### EXERCISE REQUIREMENTS:
Check every line in the records below for the word "Geometry" and report how many have it, nothing more.

### Collected data entries:
▬▬▬▬▬▬

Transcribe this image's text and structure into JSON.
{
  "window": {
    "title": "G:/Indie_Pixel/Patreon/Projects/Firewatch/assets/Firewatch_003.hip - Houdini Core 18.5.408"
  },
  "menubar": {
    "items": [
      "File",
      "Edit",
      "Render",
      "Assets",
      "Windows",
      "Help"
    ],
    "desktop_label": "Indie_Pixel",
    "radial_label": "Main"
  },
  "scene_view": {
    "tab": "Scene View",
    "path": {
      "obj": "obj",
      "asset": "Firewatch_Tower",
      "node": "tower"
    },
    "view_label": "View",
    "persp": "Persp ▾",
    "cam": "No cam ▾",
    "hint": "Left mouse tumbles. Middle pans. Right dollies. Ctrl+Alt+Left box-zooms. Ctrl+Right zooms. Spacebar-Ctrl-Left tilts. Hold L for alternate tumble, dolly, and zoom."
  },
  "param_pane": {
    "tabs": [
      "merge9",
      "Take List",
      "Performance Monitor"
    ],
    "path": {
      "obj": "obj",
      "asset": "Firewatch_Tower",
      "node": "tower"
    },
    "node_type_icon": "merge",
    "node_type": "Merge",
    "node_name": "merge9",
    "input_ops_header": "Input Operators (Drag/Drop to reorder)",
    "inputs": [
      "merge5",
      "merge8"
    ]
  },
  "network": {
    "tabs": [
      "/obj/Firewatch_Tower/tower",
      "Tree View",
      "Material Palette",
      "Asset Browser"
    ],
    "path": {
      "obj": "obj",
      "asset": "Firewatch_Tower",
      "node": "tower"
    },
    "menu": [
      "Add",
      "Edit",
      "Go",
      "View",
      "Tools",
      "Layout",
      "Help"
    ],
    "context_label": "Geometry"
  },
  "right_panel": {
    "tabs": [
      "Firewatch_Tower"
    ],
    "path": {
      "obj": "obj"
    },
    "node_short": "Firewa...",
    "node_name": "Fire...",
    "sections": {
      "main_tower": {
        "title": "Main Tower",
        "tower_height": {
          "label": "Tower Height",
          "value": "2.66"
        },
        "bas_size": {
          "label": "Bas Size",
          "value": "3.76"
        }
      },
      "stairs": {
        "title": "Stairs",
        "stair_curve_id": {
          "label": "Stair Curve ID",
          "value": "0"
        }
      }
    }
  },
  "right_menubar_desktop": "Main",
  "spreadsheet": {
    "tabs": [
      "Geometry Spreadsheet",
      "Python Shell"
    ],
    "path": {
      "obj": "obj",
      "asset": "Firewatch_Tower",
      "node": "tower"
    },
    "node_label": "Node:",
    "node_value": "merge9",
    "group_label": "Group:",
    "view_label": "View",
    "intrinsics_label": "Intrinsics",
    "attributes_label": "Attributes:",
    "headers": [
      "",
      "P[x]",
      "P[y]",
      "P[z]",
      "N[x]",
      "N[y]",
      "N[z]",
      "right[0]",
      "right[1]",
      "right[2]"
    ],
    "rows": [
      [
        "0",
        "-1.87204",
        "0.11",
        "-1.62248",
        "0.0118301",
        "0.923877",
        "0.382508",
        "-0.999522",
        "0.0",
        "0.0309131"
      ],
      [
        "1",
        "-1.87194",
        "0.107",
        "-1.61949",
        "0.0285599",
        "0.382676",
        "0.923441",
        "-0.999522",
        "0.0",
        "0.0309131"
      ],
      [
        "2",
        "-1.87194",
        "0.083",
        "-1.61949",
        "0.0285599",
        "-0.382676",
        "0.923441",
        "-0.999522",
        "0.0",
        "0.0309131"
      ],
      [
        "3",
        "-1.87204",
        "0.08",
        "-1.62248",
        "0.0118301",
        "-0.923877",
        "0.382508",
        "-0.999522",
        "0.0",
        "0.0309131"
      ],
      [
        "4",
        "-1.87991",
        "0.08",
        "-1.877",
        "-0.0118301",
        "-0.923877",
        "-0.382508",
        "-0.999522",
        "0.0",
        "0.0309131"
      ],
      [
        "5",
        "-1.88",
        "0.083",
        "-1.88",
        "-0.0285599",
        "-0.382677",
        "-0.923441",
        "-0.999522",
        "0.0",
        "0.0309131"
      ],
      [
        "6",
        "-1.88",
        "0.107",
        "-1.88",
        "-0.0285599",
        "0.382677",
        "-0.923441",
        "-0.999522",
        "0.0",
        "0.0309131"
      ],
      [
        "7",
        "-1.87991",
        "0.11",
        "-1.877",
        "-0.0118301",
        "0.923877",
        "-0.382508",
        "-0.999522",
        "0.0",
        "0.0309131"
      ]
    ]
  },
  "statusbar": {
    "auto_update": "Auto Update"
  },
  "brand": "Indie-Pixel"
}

▬▬▬▬▬▬

### SOLUTION TO THIS PROBLEM:
2